=== Solicitud escrita 1 ===
Pasa al inglés esta oración del texto sobre los niños superdotados: «El orden establecido deplora a los talentos: son incómodos, antipáticos y poco obedientes como manada.»
=== Solicitud escrita 2 ===
Prosigue, por favor, el texto sobre los niños superdotados a partir de su última oración.

=== Fragmento del texto ===

Aunque en la actualidad los datos no son fiables en absoluto, parece ser que las cifras oficiales cantan que más de un 70% de los niños superdotados fracasa en el colegio (Enseñanza Primaria); algunas fuentes, sin embargo, elevan este porcentaje de fracaso escolar por encima del 90%, y, si consideráramos además la Enseñanza Secundaria y la Universidad, nos encontraríamos con la espantosa friolera de que sólo entre un dos y un cinco por ciento de quienes tienen un CI muy superior a la media termina sus estudios universitarios. Espantoso, ¿no?...

Todo esto parecería a primera vista un lujo que una sociedad interesada en su propio desarrollo no se debiera poder permitir, pues que desprecia a lo más granado de su talento; pero no sólo lo hace sin ningún pudor, sino que a quienes encumbra, alaba y premia es a los inútiles, frikis y cualquier especie de criaturas que proporcionen modelos de espectáculo, escándalos y/o aberración. Algo, por otra parte, absolutamente lógico porque es consecuente con la base sobre la que se erige la sociedad actual: el poder y el dinero. Dos bienes que se obtienen más y mejor con una masa social conformada por simples contribuyentes obedientes y sin criterio, de ahí que la televisión o la música esté dirigida no a educar o elevar el espíritu humano, sino justamente a entontecerlo: la cultura y la Ciencia, hoy, son instrumentos políticos y de poder, no hay más que considerar a los de la ceja. La Educación, en consecuencia, y siguiendo con el mismo criterio, es nada más que otro instrumento de control y adoctrinamiento, razón por la cual se convierte en “autoridades” a unos maestros que son quienes imparten la doctrina del sistema. Hombres, en la mayoría de los casos, incapaces de detectar siquiera las cualidades innatas de sus alumnos y frecuentemente cargando tintas, castigos y suspensos sobre esos muchachos rebeldes que son capaces de cuestionar sus capacidades, conocimientos y justicia.

El orden establecido deplora a los talentos: son incómodos, antipáticos y poco obedientes como manada. Hoy no se ensalza la calidad, sino que se encomia lo aberrante, se desprecia lo culto, se prefiere lo comercial y se denuesta la virtud para establecer lo abyecto. Por ejemplo, es verdad que algunos profesores han sido intolerablemente agredidos por alumnos, pero esto es algo muchísimo más raro y excepcional que, por ejemplo, ser atracado en la calle, y no por eso los políticos legislan que los viandantes sean “autoridades”. El poder, tramposamente, usa lo excepcional como argucia para imponer la coerción legal a la totalidad de la sociedad, a la vez que blinda a un colectivo de catequistas adoctrinadores que cegarán las pocas luces que los superdotados puedan proporcionar la sociedad.

=== Material proporcionado ===
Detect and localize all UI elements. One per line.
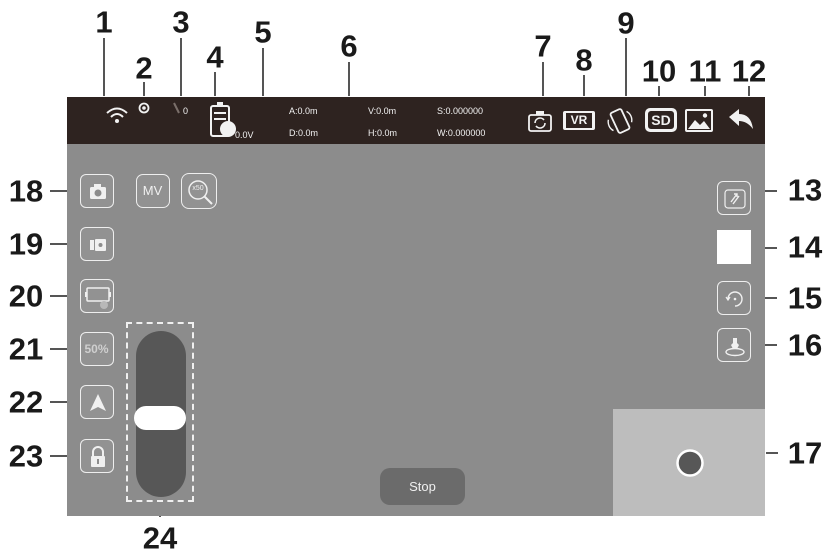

=== Resultado del ejercicio 1 ===
The established order deplores talented people: they are inconvenient, disagreeable, and not very obedient as a herd.

=== Resultado del ejercicio 2 ===
A poco que cualquiera se informe sobre la personalidad de un superdotado, comprobará que es más factible hallarlos entre los desempleados, marginados o pasotas que entre ese nutrido grupo de probos ciudadanos bien vestidos que maman a dos carrillos de la teta patria por influencias o trampas, o de los que religiosamente pagan sus impuestos y hacen reverencias a los poderes. Una cuestión aparentemente reprobable por parte de los superdotados, pero cuya rebeldía y resentimiento social han sido sembrados, cultivados y cosechados por quienes estaban en el deber (cobrando) de entenderles, ayudarlos y promocionarlos. La mayoría de estos superdotados, tal y como le sucediera al mismo Einstein con el aprendizaje del cálculo infinitesimal, no tendrán más horizonte que ser autodidactas, con la práctica seguridad de un horizonte de sinsabores y fracasos continuados, además de con la inquina adicional de ver cómo son sobrepasados por quienes tienen dificultades para hacer la O con el culo de un vaso. Ser superdotado, en definitiva, lejos de ser un don para quien lo tiene un Cociente Intelectual privilegiado, en la mayoría de los casos se revela como un obstáculo imposible: comprenden el mundo en el que viven y no pueden gozar de la felicidad del idiota, que diría Machado.

La inteligencia de un niño superdotado es semejante a un río desbordado al que hay que canalizar. Sus enormes capacidades intelectivas y creativas le hacen diversificar mucho su necesidad de saber y conocer. Tiene un cerebro extraordinariamente activo, a menudo capaz de manejar distintos asuntos simultáneamente, pero tiene poca paciencia con quienes les enseñan o educan si no saben entenderlo, además de que no aceptan los dictámenes de sus educadores porque sí: si es injusto, se rebelan, y, cuando su rebeldía no es suficiente, o se convierten en depresivos, o en conflictivos o en pasotas. Fracasan, en fin, no por ellos, sino por la impericia de los educadores.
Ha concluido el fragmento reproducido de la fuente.